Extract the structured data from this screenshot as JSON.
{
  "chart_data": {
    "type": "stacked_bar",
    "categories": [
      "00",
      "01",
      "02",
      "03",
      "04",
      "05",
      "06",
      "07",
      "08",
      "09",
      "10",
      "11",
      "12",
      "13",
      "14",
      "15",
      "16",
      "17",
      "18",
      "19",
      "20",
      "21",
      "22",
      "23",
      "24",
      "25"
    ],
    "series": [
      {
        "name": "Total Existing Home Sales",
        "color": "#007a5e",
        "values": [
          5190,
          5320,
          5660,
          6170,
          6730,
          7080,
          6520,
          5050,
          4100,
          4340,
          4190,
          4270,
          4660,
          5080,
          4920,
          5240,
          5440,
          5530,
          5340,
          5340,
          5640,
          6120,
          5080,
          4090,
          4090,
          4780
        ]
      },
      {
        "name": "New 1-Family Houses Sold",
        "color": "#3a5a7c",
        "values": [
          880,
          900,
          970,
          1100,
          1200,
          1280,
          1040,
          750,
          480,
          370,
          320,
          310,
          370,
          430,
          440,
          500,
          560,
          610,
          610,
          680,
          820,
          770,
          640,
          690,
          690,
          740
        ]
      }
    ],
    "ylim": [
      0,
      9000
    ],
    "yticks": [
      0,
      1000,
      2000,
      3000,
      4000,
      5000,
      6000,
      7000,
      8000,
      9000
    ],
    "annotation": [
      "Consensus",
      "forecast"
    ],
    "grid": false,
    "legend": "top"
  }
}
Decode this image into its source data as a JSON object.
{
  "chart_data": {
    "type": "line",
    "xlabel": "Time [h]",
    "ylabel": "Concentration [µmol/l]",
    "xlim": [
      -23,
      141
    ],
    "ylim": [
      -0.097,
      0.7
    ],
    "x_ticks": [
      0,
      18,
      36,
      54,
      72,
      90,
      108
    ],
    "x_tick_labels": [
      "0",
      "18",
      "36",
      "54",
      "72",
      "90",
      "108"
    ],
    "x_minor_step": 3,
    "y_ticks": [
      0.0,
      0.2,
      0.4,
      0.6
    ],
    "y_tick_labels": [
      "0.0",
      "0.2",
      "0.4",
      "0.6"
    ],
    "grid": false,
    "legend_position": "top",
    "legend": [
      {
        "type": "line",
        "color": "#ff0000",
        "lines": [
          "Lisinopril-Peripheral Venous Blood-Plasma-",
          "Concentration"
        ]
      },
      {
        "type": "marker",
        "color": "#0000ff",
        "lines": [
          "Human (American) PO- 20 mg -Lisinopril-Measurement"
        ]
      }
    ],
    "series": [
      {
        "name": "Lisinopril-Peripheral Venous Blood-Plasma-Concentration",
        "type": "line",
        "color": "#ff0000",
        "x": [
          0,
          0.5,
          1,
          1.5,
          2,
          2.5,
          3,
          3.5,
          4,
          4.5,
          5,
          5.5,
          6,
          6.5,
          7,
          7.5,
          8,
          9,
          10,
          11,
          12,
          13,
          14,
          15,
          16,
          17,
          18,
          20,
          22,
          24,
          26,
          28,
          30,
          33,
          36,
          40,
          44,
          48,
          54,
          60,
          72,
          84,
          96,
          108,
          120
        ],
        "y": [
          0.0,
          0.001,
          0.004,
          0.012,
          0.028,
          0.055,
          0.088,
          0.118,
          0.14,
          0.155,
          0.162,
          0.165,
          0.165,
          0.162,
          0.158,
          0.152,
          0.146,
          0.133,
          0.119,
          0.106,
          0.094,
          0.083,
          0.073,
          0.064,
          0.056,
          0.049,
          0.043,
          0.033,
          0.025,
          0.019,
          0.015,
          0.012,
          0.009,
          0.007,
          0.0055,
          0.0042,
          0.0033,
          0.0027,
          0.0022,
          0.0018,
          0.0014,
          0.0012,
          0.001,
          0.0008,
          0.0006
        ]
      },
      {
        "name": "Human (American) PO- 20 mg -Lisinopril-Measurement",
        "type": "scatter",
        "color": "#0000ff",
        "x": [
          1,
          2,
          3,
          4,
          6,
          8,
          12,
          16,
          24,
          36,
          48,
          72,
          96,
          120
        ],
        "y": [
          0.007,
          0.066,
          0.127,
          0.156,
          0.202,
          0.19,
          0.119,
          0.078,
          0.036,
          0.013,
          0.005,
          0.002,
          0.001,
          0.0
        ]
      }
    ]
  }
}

Aim of the task:
Print every record exactly as it was given.

Answer:
Extract the structured data from this screenshot as JSON.
{
  "chart_data": {
    "type": "stacked_bar",
    "categories": [
      "00",
      "01",
      "02",
      "03",
      "04",
      "05",
      "06",
      "07",
      "08",
      "09",
      "10",
      "11",
      "12",
      "13",
      "14",
      "15",
      "16",
      "17",
      "18",
      "19",
      "20",
      "21",
      "22",
      "23",
      "24",
      "25"
    ],
    "series": [
      {
        "name": "Total Existing Home Sales",
        "color": "#007a5e",
        "values": [
          5190,
          5320,
          5660,
          6170,
          6730,
          7080,
          6520,
          5050,
          4100,
          4340,
          4190,
          4270,
          4660,
          5080,
          4920,
          5240,
          5440,
          5530,
          5340,
          5340,
          5640,
          6120,
          5080,
          4090,
          4090,
          4780
        ]
      },
      {
        "name": "New 1-Family Houses Sold",
        "color": "#3a5a7c",
        "values": [
          880,
          900,
          970,
          1100,
          1200,
          1280,
          1040,
          750,
          480,
          370,
          320,
          310,
          370,
          430,
          440,
          500,
          560,
          610,
          610,
          680,
          820,
          770,
          640,
          690,
          690,
          740
        ]
      }
    ],
    "ylim": [
      0,
      9000
    ],
    "yticks": [
      0,
      1000,
      2000,
      3000,
      4000,
      5000,
      6000,
      7000,
      8000,
      9000
    ],
    "annotation": [
      "Consensus",
      "forecast"
    ],
    "grid": false,
    "legend": "top"
  }
}
Decode this image into its source data as a JSON object.
{
  "chart_data": {
    "type": "line",
    "xlabel": "Time [h]",
    "ylabel": "Concentration [µmol/l]",
    "xlim": [
      -23,
      141
    ],
    "ylim": [
      -0.097,
      0.7
    ],
    "x_ticks": [
      0,
      18,
      36,
      54,
      72,
      90,
      108
    ],
    "x_tick_labels": [
      "0",
      "18",
      "36",
      "54",
      "72",
      "90",
      "108"
    ],
    "x_minor_step": 3,
    "y_ticks": [
      0.0,
      0.2,
      0.4,
      0.6
    ],
    "y_tick_labels": [
      "0.0",
      "0.2",
      "0.4",
      "0.6"
    ],
    "grid": false,
    "legend_position": "top",
    "legend": [
      {
        "type": "line",
        "color": "#ff0000",
        "lines": [
          "Lisinopril-Peripheral Venous Blood-Plasma-",
          "Concentration"
        ]
      },
      {
        "type": "marker",
        "color": "#0000ff",
        "lines": [
          "Human (American) PO- 20 mg -Lisinopril-Measurement"
        ]
      }
    ],
    "series": [
      {
        "name": "Lisinopril-Peripheral Venous Blood-Plasma-Concentration",
        "type": "line",
        "color": "#ff0000",
        "x": [
          0,
          0.5,
          1,
          1.5,
          2,
          2.5,
          3,
          3.5,
          4,
          4.5,
          5,
          5.5,
          6,
          6.5,
          7,
          7.5,
          8,
          9,
          10,
          11,
          12,
          13,
          14,
          15,
          16,
          17,
          18,
          20,
          22,
          24,
          26,
          28,
          30,
          33,
          36,
          40,
          44,
          48,
          54,
          60,
          72,
          84,
          96,
          108,
          120
        ],
        "y": [
          0.0,
          0.001,
          0.004,
          0.012,
          0.028,
          0.055,
          0.088,
          0.118,
          0.14,
          0.155,
          0.162,
          0.165,
          0.165,
          0.162,
          0.158,
          0.152,
          0.146,
          0.133,
          0.119,
          0.106,
          0.094,
          0.083,
          0.073,
          0.064,
          0.056,
          0.049,
          0.043,
          0.033,
          0.025,
          0.019,
          0.015,
          0.012,
          0.009,
          0.007,
          0.0055,
          0.0042,
          0.0033,
          0.0027,
          0.0022,
          0.0018,
          0.0014,
          0.0012,
          0.001,
          0.0008,
          0.0006
        ]
      },
      {
        "name": "Human (American) PO- 20 mg -Lisinopril-Measurement",
        "type": "scatter",
        "color": "#0000ff",
        "x": [
          1,
          2,
          3,
          4,
          6,
          8,
          12,
          16,
          24,
          36,
          48,
          72,
          96,
          120
        ],
        "y": [
          0.007,
          0.066,
          0.127,
          0.156,
          0.202,
          0.19,
          0.119,
          0.078,
          0.036,
          0.013,
          0.005,
          0.002,
          0.001,
          0.0
        ]
      }
    ]
  }
}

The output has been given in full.